━━ Input data

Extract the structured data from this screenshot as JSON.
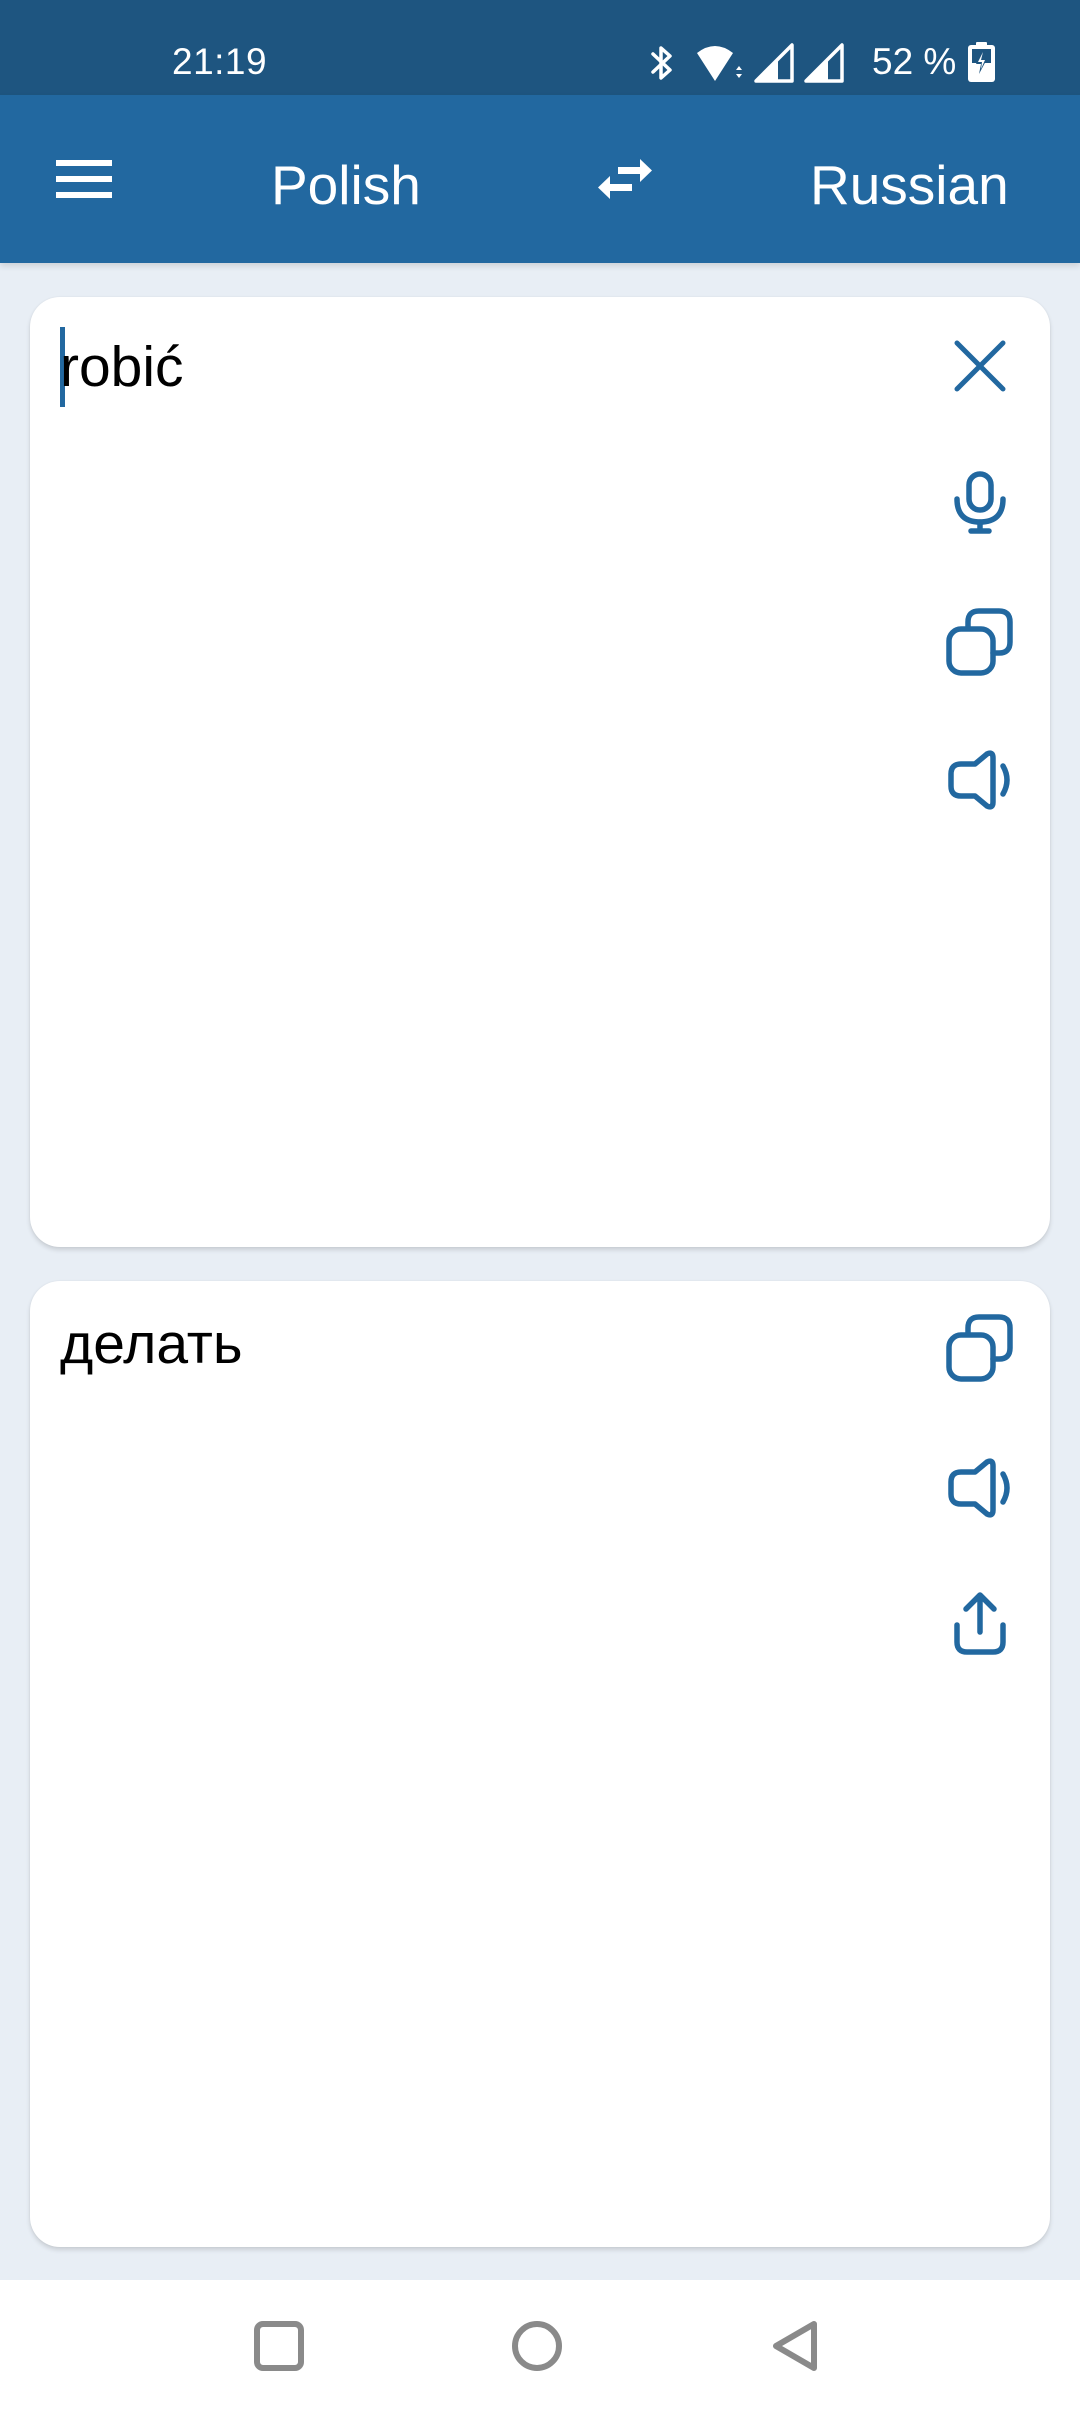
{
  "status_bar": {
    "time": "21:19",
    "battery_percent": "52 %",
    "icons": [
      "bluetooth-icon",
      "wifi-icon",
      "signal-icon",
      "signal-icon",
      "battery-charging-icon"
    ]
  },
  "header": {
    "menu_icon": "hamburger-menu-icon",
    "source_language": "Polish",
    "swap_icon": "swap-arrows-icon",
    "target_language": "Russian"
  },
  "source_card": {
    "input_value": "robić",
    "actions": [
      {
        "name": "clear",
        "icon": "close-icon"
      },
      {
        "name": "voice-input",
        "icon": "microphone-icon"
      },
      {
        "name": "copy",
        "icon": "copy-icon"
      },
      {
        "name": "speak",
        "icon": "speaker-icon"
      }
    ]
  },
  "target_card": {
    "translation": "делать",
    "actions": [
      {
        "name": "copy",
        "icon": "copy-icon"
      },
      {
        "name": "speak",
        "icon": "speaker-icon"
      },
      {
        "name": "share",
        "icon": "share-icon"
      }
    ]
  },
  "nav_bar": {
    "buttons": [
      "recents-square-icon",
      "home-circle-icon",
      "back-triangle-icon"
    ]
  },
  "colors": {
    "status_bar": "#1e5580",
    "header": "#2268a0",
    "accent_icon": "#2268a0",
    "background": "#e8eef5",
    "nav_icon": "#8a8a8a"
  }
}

━━━━
━━ Input data

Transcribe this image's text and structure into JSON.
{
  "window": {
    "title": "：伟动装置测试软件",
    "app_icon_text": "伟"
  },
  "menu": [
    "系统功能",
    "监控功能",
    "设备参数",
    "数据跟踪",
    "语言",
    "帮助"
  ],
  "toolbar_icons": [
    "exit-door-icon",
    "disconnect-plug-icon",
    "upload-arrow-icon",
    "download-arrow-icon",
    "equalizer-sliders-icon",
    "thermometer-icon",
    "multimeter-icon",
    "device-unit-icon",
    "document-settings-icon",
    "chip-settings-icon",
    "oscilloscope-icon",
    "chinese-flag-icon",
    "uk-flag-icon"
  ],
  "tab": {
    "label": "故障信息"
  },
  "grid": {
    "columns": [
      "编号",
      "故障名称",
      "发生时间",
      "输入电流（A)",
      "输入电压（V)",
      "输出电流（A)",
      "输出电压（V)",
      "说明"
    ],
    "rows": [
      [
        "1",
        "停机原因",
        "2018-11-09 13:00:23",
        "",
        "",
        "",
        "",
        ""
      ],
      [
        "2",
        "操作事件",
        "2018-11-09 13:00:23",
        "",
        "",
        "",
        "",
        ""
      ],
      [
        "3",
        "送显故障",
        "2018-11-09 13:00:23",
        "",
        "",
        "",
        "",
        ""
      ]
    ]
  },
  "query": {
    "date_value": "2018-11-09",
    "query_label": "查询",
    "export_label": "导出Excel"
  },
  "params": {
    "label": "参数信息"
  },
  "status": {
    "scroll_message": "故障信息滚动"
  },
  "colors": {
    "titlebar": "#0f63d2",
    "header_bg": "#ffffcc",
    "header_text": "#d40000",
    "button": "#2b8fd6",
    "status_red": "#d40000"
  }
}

━━━━
━━ Input data

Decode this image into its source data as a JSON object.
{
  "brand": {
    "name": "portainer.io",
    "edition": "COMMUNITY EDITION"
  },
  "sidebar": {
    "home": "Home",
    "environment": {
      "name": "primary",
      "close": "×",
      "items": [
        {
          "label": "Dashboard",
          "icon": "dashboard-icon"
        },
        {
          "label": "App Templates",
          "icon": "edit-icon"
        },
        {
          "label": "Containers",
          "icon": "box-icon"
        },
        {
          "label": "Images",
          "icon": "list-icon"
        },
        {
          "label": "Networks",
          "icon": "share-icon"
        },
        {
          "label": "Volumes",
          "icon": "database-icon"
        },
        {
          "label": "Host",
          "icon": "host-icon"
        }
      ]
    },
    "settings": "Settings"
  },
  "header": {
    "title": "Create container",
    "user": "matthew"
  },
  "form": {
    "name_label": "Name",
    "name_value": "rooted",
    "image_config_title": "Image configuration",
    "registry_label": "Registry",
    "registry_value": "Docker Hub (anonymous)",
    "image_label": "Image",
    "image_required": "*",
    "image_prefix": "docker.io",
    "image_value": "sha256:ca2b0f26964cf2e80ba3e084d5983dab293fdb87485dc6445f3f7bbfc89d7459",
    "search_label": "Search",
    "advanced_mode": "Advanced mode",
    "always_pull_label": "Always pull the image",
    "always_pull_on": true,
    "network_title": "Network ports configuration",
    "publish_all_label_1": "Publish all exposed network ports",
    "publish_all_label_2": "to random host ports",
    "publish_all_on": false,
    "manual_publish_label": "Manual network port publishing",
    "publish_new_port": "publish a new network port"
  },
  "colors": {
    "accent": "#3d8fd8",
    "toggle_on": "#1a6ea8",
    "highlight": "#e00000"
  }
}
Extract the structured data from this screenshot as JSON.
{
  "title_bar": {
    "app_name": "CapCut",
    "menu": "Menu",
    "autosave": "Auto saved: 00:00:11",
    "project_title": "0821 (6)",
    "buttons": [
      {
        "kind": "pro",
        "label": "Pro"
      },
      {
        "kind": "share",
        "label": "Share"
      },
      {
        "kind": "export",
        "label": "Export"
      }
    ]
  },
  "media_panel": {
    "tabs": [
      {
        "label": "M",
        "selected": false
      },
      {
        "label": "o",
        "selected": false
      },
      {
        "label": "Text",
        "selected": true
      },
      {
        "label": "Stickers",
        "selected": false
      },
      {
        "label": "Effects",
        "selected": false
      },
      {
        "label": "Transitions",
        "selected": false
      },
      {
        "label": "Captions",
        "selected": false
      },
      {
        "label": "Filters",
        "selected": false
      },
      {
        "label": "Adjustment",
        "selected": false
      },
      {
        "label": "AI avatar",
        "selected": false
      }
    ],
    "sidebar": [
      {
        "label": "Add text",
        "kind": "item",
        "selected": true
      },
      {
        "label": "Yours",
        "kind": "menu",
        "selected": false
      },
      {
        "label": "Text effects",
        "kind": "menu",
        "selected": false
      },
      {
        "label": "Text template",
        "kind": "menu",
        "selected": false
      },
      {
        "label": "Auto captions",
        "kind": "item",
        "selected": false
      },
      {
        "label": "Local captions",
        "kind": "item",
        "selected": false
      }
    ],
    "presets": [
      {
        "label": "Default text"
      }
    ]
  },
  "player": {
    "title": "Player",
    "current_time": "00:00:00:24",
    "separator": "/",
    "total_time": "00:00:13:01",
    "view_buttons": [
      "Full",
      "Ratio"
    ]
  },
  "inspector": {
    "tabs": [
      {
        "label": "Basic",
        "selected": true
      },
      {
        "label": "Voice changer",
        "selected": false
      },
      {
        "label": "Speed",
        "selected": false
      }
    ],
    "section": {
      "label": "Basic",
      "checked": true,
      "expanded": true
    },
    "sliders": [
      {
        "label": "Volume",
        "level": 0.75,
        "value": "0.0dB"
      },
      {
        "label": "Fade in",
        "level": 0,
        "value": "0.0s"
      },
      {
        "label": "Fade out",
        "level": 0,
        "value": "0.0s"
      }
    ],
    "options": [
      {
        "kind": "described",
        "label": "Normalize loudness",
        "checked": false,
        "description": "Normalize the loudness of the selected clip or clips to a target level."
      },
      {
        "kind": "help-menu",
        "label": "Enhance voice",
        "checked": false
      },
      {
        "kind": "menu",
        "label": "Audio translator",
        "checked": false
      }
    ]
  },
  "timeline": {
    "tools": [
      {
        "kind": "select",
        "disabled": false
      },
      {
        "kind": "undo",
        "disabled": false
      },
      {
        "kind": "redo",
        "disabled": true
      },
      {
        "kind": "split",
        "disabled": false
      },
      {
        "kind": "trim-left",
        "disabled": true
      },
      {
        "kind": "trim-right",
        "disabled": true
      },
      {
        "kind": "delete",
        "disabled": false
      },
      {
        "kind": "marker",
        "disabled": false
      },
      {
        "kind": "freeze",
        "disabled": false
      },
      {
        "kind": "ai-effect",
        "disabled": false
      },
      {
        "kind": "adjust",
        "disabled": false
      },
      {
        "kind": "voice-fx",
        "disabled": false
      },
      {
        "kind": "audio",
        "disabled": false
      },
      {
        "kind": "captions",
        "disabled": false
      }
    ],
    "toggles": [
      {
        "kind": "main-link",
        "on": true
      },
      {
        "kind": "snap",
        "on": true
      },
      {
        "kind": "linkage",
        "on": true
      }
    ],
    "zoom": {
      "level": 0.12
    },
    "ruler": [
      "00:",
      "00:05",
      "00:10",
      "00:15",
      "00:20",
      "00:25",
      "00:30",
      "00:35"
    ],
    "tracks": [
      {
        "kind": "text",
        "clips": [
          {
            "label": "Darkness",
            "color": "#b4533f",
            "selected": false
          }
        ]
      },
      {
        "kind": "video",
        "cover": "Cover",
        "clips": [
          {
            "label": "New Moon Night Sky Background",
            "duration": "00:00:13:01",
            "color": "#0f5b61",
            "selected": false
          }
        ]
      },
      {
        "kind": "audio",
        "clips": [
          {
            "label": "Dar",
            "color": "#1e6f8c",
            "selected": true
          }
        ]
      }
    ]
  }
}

━━━━

Collect, from the material above, every line containing the word "loudness".

- Response to the task -
        "label": "Normalize loudness",
        "description": "Normalize the loudness of the selected clip or clips to a target level."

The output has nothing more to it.